**Provided records:**
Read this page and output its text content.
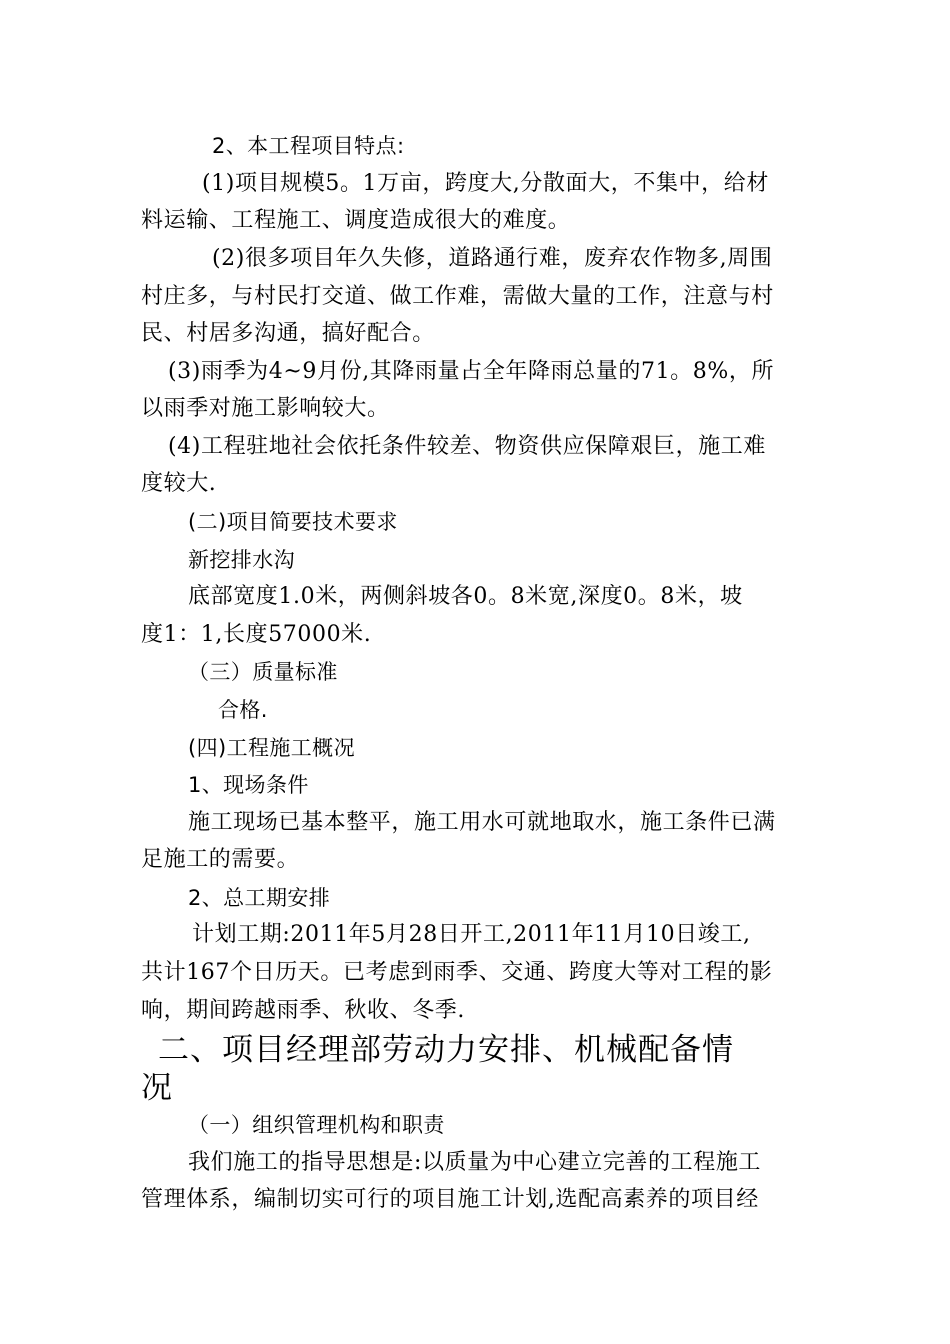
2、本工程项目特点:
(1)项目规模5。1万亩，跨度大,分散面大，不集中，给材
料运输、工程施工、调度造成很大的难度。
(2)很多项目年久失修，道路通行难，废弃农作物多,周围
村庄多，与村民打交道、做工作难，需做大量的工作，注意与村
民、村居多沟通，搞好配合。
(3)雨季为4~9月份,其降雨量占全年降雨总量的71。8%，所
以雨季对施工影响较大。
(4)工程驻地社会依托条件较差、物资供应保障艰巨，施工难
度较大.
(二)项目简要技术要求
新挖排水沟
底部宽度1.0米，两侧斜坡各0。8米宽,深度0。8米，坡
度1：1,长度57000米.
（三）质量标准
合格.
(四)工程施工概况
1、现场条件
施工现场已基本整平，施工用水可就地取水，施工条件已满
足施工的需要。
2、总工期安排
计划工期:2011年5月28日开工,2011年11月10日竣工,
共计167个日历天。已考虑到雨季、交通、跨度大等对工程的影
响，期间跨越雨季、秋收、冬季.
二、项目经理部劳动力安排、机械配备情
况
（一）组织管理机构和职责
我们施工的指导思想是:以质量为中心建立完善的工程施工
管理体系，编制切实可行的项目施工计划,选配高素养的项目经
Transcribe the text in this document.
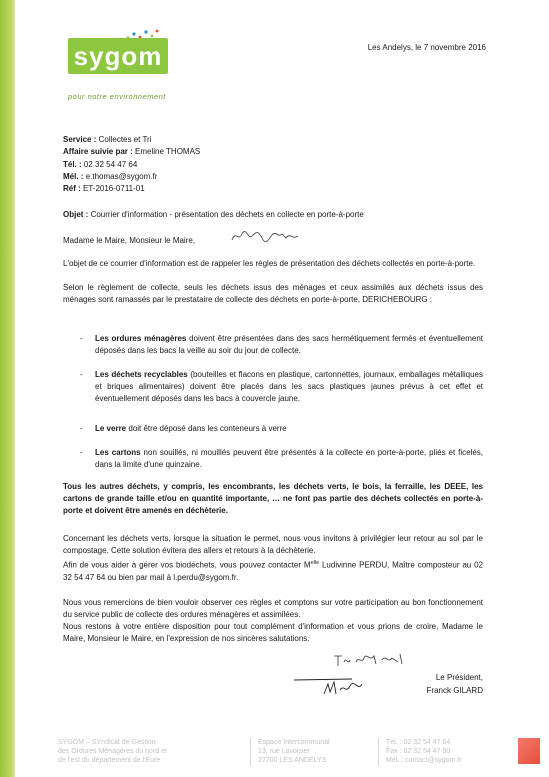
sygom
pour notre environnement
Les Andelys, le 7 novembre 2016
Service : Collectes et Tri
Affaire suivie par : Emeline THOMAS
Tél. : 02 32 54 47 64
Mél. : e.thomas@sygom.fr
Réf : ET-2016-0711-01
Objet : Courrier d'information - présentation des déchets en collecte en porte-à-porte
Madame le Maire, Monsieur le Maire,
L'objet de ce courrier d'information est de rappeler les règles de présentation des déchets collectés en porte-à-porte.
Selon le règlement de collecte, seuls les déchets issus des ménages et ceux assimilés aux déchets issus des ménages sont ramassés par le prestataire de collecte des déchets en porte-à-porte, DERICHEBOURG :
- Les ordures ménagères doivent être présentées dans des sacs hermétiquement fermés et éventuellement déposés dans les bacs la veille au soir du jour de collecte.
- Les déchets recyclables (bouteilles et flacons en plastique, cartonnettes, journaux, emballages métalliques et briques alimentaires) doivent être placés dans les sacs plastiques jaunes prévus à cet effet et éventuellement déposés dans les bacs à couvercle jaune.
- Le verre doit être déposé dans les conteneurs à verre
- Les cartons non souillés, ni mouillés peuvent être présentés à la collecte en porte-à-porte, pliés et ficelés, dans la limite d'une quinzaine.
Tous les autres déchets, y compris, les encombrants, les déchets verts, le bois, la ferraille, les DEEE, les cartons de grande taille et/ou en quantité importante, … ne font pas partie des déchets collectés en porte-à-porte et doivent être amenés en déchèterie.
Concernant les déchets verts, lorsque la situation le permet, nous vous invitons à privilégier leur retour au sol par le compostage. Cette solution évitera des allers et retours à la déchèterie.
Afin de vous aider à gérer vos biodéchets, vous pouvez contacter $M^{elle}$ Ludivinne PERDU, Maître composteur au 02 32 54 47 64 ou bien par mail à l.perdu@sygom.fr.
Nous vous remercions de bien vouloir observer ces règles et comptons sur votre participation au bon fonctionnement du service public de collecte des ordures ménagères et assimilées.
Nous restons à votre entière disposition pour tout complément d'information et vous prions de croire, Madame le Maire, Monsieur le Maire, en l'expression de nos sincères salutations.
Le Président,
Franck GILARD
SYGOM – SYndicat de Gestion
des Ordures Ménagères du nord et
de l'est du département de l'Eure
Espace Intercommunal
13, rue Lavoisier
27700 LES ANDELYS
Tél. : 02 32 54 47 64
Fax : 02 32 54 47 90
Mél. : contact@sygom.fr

==

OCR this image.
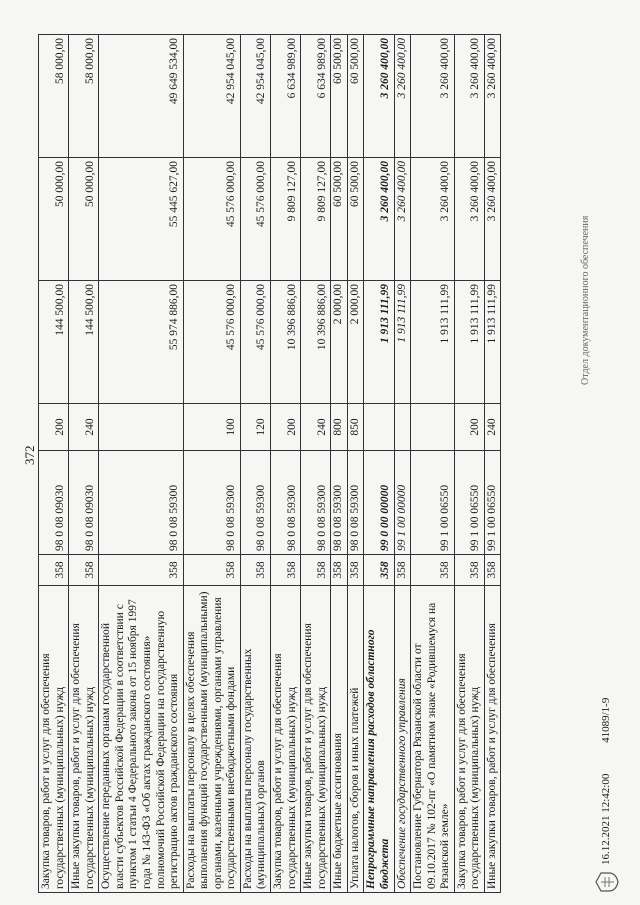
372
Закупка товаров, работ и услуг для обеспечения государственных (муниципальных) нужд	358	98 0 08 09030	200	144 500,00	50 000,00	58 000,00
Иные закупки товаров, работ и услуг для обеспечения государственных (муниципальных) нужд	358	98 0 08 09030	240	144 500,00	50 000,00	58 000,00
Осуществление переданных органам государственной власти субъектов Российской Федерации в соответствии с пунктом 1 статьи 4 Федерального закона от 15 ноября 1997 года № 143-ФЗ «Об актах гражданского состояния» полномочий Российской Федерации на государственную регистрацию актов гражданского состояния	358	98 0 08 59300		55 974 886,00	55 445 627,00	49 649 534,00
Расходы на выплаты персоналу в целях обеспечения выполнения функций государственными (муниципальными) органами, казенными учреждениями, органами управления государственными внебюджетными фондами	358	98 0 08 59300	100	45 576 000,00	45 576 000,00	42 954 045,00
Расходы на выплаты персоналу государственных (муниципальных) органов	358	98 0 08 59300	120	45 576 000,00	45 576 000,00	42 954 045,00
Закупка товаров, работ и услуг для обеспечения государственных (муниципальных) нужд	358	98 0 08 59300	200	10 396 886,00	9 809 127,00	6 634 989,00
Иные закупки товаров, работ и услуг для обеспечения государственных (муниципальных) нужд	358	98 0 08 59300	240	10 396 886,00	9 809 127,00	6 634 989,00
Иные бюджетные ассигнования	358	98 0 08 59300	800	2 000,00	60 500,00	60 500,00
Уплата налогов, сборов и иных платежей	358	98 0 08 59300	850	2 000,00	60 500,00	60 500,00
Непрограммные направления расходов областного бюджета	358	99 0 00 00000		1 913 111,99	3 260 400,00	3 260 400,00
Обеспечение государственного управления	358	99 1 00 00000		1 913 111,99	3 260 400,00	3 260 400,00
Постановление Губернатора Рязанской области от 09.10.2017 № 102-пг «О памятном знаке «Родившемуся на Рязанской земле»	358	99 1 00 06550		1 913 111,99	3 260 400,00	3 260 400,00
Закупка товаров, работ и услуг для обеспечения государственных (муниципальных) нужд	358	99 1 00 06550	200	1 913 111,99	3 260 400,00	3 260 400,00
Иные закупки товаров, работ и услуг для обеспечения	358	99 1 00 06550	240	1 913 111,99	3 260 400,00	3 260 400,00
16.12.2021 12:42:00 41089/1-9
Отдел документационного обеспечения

---

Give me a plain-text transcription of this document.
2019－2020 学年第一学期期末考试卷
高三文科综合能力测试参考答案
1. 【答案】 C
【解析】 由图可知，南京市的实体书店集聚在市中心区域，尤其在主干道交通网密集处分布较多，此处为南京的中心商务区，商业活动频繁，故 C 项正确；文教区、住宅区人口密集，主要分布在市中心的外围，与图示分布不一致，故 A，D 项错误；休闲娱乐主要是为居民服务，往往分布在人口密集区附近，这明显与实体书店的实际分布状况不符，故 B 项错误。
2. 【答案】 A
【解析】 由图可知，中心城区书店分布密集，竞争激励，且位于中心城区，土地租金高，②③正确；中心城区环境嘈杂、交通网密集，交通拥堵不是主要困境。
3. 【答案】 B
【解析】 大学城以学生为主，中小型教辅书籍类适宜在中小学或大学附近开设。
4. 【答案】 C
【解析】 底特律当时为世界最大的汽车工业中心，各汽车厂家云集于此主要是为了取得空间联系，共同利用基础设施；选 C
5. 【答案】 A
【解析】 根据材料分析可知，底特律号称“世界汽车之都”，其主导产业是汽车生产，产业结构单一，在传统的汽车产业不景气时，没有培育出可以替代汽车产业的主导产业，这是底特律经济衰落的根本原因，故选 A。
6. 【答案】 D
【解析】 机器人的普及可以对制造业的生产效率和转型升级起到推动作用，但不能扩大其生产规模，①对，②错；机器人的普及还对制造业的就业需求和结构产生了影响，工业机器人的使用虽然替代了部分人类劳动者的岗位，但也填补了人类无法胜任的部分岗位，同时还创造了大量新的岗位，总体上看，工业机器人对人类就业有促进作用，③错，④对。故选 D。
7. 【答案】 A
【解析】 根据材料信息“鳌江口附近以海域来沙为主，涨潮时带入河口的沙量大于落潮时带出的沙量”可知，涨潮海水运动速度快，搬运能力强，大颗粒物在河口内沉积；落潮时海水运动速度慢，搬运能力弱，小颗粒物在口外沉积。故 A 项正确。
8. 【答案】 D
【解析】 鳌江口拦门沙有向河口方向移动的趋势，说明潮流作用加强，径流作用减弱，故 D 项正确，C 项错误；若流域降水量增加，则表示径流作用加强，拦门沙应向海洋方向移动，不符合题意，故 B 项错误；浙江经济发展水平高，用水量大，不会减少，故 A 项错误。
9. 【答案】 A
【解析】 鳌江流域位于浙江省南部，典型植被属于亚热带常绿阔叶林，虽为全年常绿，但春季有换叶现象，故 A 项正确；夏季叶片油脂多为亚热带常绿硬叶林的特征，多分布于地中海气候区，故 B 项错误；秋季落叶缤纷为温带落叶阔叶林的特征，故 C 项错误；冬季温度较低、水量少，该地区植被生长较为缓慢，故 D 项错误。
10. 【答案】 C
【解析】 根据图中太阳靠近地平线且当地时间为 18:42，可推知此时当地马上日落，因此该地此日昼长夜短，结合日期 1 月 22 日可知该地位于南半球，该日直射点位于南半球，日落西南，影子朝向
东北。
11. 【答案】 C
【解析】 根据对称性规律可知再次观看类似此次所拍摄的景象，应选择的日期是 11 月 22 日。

**What to work on:**
Each line above that includes "управления" should be shown.

**Correct response:**
Расходы на выплаты персоналу в целях обеспечения выполнения функций государственными (муниципальными) органами, казенными учреждениями, органами управления государственными внебюджетными фондами	358	98 0 08 59300	100	45 576 000,00	45 576 000,00	42 954 045,00
Обеспечение государственного управления	358	99 1 00 00000		1 913 111,99	3 260 400,00	3 260 400,00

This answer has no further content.